start RECORDS FOR THIS EXERCISE
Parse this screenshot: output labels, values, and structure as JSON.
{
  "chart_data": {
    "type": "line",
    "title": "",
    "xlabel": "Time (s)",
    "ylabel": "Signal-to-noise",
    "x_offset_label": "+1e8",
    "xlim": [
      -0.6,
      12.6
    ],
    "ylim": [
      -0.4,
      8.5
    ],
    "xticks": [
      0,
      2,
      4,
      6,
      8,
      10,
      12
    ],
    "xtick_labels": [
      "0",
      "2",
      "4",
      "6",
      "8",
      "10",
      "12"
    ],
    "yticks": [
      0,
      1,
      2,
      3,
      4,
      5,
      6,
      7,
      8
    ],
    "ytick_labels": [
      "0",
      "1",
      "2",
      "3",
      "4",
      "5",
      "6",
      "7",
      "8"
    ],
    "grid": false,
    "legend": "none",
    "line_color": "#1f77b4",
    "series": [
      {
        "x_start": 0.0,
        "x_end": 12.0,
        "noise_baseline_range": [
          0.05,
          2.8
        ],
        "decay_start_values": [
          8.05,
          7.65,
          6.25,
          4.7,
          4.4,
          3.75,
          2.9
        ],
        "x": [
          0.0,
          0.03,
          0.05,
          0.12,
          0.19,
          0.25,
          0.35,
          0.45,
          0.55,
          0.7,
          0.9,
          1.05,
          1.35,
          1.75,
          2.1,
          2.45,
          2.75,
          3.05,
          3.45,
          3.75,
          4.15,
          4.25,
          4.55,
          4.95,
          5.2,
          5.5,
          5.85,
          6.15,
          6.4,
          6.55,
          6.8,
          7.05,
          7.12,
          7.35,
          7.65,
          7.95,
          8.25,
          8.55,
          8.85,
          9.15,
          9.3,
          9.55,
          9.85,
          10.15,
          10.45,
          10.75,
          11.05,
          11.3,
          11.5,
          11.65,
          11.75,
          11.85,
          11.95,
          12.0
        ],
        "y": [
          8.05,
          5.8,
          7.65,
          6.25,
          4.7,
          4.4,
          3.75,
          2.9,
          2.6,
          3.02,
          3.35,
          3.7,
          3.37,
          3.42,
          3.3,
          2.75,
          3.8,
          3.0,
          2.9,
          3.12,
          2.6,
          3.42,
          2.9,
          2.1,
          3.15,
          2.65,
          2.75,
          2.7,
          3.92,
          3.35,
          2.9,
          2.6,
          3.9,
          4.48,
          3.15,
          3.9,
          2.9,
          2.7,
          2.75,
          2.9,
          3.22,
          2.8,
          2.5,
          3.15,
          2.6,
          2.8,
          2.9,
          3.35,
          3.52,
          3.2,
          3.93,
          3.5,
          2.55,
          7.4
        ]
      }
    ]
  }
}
end RECORDS FOR THIS EXERCISE
*DIRECTIONS*. Extract the listing in its entirety and repeat it exactly.

*TASK SOLUTION*.
Parse this screenshot: output labels, values, and structure as JSON.
{
  "chart_data": {
    "type": "line",
    "title": "",
    "xlabel": "Time (s)",
    "ylabel": "Signal-to-noise",
    "x_offset_label": "+1e8",
    "xlim": [
      -0.6,
      12.6
    ],
    "ylim": [
      -0.4,
      8.5
    ],
    "xticks": [
      0,
      2,
      4,
      6,
      8,
      10,
      12
    ],
    "xtick_labels": [
      "0",
      "2",
      "4",
      "6",
      "8",
      "10",
      "12"
    ],
    "yticks": [
      0,
      1,
      2,
      3,
      4,
      5,
      6,
      7,
      8
    ],
    "ytick_labels": [
      "0",
      "1",
      "2",
      "3",
      "4",
      "5",
      "6",
      "7",
      "8"
    ],
    "grid": false,
    "legend": "none",
    "line_color": "#1f77b4",
    "series": [
      {
        "x_start": 0.0,
        "x_end": 12.0,
        "noise_baseline_range": [
          0.05,
          2.8
        ],
        "decay_start_values": [
          8.05,
          7.65,
          6.25,
          4.7,
          4.4,
          3.75,
          2.9
        ],
        "x": [
          0.0,
          0.03,
          0.05,
          0.12,
          0.19,
          0.25,
          0.35,
          0.45,
          0.55,
          0.7,
          0.9,
          1.05,
          1.35,
          1.75,
          2.1,
          2.45,
          2.75,
          3.05,
          3.45,
          3.75,
          4.15,
          4.25,
          4.55,
          4.95,
          5.2,
          5.5,
          5.85,
          6.15,
          6.4,
          6.55,
          6.8,
          7.05,
          7.12,
          7.35,
          7.65,
          7.95,
          8.25,
          8.55,
          8.85,
          9.15,
          9.3,
          9.55,
          9.85,
          10.15,
          10.45,
          10.75,
          11.05,
          11.3,
          11.5,
          11.65,
          11.75,
          11.85,
          11.95,
          12.0
        ],
        "y": [
          8.05,
          5.8,
          7.65,
          6.25,
          4.7,
          4.4,
          3.75,
          2.9,
          2.6,
          3.02,
          3.35,
          3.7,
          3.37,
          3.42,
          3.3,
          2.75,
          3.8,
          3.0,
          2.9,
          3.12,
          2.6,
          3.42,
          2.9,
          2.1,
          3.15,
          2.65,
          2.75,
          2.7,
          3.92,
          3.35,
          2.9,
          2.6,
          3.9,
          4.48,
          3.15,
          3.9,
          2.9,
          2.7,
          2.75,
          2.9,
          3.22,
          2.8,
          2.5,
          3.15,
          2.6,
          2.8,
          2.9,
          3.35,
          3.52,
          3.2,
          3.93,
          3.5,
          2.55,
          7.4
        ]
      }
    ]
  }
}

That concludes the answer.